- _WRITTEN REQUEST_
Set down the data below without change, skipping the pictures it holds.

>> start RECORDS SUPPLIED

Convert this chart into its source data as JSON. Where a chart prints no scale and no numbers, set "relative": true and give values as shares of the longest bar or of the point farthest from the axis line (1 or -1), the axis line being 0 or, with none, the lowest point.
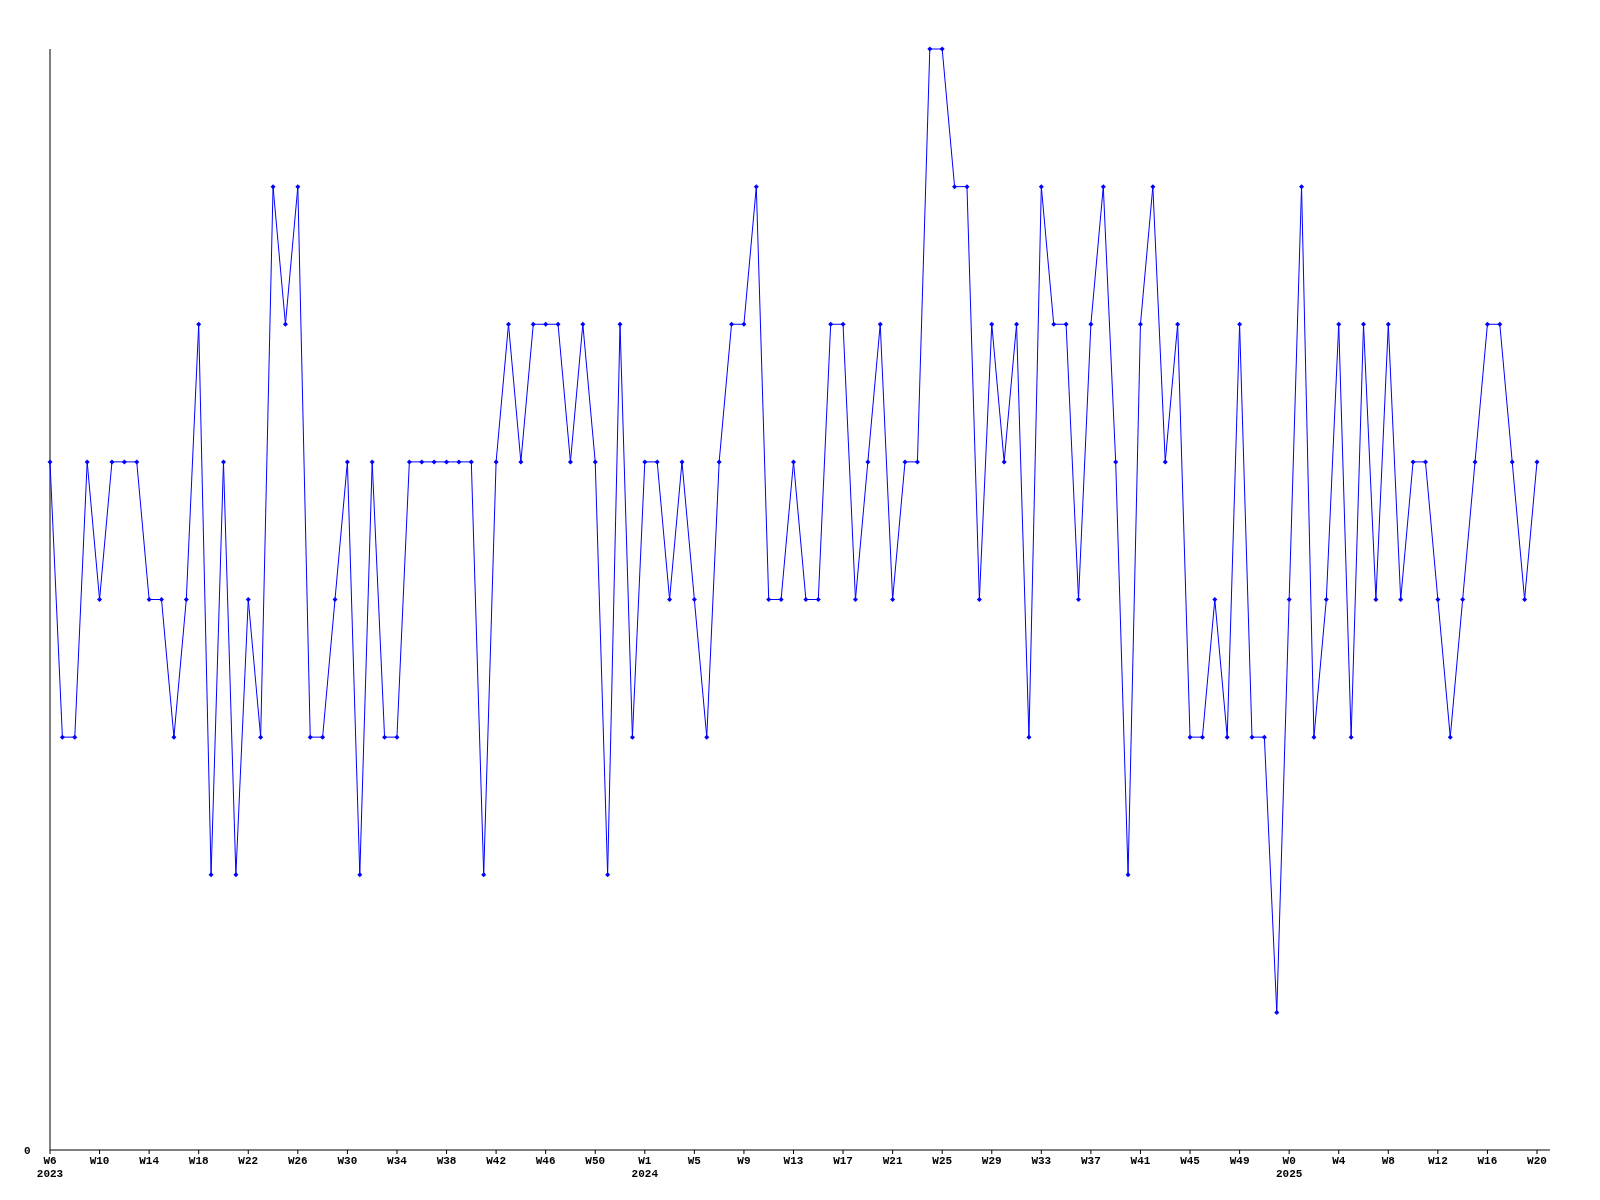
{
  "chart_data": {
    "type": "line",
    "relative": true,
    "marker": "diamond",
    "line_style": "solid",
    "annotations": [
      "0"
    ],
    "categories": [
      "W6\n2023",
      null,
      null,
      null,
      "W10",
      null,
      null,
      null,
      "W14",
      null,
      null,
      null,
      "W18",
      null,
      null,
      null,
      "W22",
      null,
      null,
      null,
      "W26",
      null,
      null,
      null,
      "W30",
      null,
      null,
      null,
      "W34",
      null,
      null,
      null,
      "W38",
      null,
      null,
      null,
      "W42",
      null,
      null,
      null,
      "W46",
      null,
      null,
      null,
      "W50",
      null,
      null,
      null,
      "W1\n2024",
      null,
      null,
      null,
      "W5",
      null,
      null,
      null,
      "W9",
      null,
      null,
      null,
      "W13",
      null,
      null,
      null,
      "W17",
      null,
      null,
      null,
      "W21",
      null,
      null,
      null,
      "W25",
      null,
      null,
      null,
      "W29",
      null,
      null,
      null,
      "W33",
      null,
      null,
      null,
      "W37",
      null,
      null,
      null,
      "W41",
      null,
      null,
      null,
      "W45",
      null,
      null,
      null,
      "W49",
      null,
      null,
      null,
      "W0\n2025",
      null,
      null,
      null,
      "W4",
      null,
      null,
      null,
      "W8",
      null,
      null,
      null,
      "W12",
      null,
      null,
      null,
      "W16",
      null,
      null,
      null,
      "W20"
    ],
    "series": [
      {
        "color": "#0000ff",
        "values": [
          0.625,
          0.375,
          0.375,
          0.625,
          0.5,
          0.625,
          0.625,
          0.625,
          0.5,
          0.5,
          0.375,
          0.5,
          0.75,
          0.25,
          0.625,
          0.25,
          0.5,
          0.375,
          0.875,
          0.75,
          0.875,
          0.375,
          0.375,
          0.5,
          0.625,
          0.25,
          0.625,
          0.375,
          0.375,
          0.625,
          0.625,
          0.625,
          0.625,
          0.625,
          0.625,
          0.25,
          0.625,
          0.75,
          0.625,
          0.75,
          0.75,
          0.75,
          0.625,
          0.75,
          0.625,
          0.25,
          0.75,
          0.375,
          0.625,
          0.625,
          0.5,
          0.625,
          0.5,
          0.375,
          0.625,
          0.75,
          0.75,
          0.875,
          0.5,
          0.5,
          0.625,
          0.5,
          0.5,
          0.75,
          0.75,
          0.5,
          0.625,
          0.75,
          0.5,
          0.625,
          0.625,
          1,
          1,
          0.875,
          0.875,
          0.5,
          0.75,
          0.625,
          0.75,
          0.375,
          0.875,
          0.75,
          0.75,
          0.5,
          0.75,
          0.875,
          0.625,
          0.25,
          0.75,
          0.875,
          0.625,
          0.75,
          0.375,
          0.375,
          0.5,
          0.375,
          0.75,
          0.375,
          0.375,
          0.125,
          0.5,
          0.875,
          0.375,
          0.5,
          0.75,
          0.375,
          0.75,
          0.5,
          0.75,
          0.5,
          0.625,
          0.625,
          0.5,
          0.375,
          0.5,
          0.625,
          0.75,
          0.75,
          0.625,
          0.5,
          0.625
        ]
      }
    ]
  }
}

>> end RECORDS SUPPLIED

- _TASK OUTPUT_
Convert this chart into its source data as JSON. Where a chart prints no scale and no numbers, set "relative": true and give values as shares of the longest bar or of the point farthest from the axis line (1 or -1), the axis line being 0 or, with none, the lowest point.
{
  "chart_data": {
    "type": "line",
    "relative": true,
    "marker": "diamond",
    "line_style": "solid",
    "annotations": [
      "0"
    ],
    "categories": [
      "W6\n2023",
      null,
      null,
      null,
      "W10",
      null,
      null,
      null,
      "W14",
      null,
      null,
      null,
      "W18",
      null,
      null,
      null,
      "W22",
      null,
      null,
      null,
      "W26",
      null,
      null,
      null,
      "W30",
      null,
      null,
      null,
      "W34",
      null,
      null,
      null,
      "W38",
      null,
      null,
      null,
      "W42",
      null,
      null,
      null,
      "W46",
      null,
      null,
      null,
      "W50",
      null,
      null,
      null,
      "W1\n2024",
      null,
      null,
      null,
      "W5",
      null,
      null,
      null,
      "W9",
      null,
      null,
      null,
      "W13",
      null,
      null,
      null,
      "W17",
      null,
      null,
      null,
      "W21",
      null,
      null,
      null,
      "W25",
      null,
      null,
      null,
      "W29",
      null,
      null,
      null,
      "W33",
      null,
      null,
      null,
      "W37",
      null,
      null,
      null,
      "W41",
      null,
      null,
      null,
      "W45",
      null,
      null,
      null,
      "W49",
      null,
      null,
      null,
      "W0\n2025",
      null,
      null,
      null,
      "W4",
      null,
      null,
      null,
      "W8",
      null,
      null,
      null,
      "W12",
      null,
      null,
      null,
      "W16",
      null,
      null,
      null,
      "W20"
    ],
    "series": [
      {
        "color": "#0000ff",
        "values": [
          0.625,
          0.375,
          0.375,
          0.625,
          0.5,
          0.625,
          0.625,
          0.625,
          0.5,
          0.5,
          0.375,
          0.5,
          0.75,
          0.25,
          0.625,
          0.25,
          0.5,
          0.375,
          0.875,
          0.75,
          0.875,
          0.375,
          0.375,
          0.5,
          0.625,
          0.25,
          0.625,
          0.375,
          0.375,
          0.625,
          0.625,
          0.625,
          0.625,
          0.625,
          0.625,
          0.25,
          0.625,
          0.75,
          0.625,
          0.75,
          0.75,
          0.75,
          0.625,
          0.75,
          0.625,
          0.25,
          0.75,
          0.375,
          0.625,
          0.625,
          0.5,
          0.625,
          0.5,
          0.375,
          0.625,
          0.75,
          0.75,
          0.875,
          0.5,
          0.5,
          0.625,
          0.5,
          0.5,
          0.75,
          0.75,
          0.5,
          0.625,
          0.75,
          0.5,
          0.625,
          0.625,
          1,
          1,
          0.875,
          0.875,
          0.5,
          0.75,
          0.625,
          0.75,
          0.375,
          0.875,
          0.75,
          0.75,
          0.5,
          0.75,
          0.875,
          0.625,
          0.25,
          0.75,
          0.875,
          0.625,
          0.75,
          0.375,
          0.375,
          0.5,
          0.375,
          0.75,
          0.375,
          0.375,
          0.125,
          0.5,
          0.875,
          0.375,
          0.5,
          0.75,
          0.375,
          0.75,
          0.5,
          0.75,
          0.5,
          0.625,
          0.625,
          0.5,
          0.375,
          0.5,
          0.625,
          0.75,
          0.75,
          0.625,
          0.5,
          0.625
        ]
      }
    ]
  }
}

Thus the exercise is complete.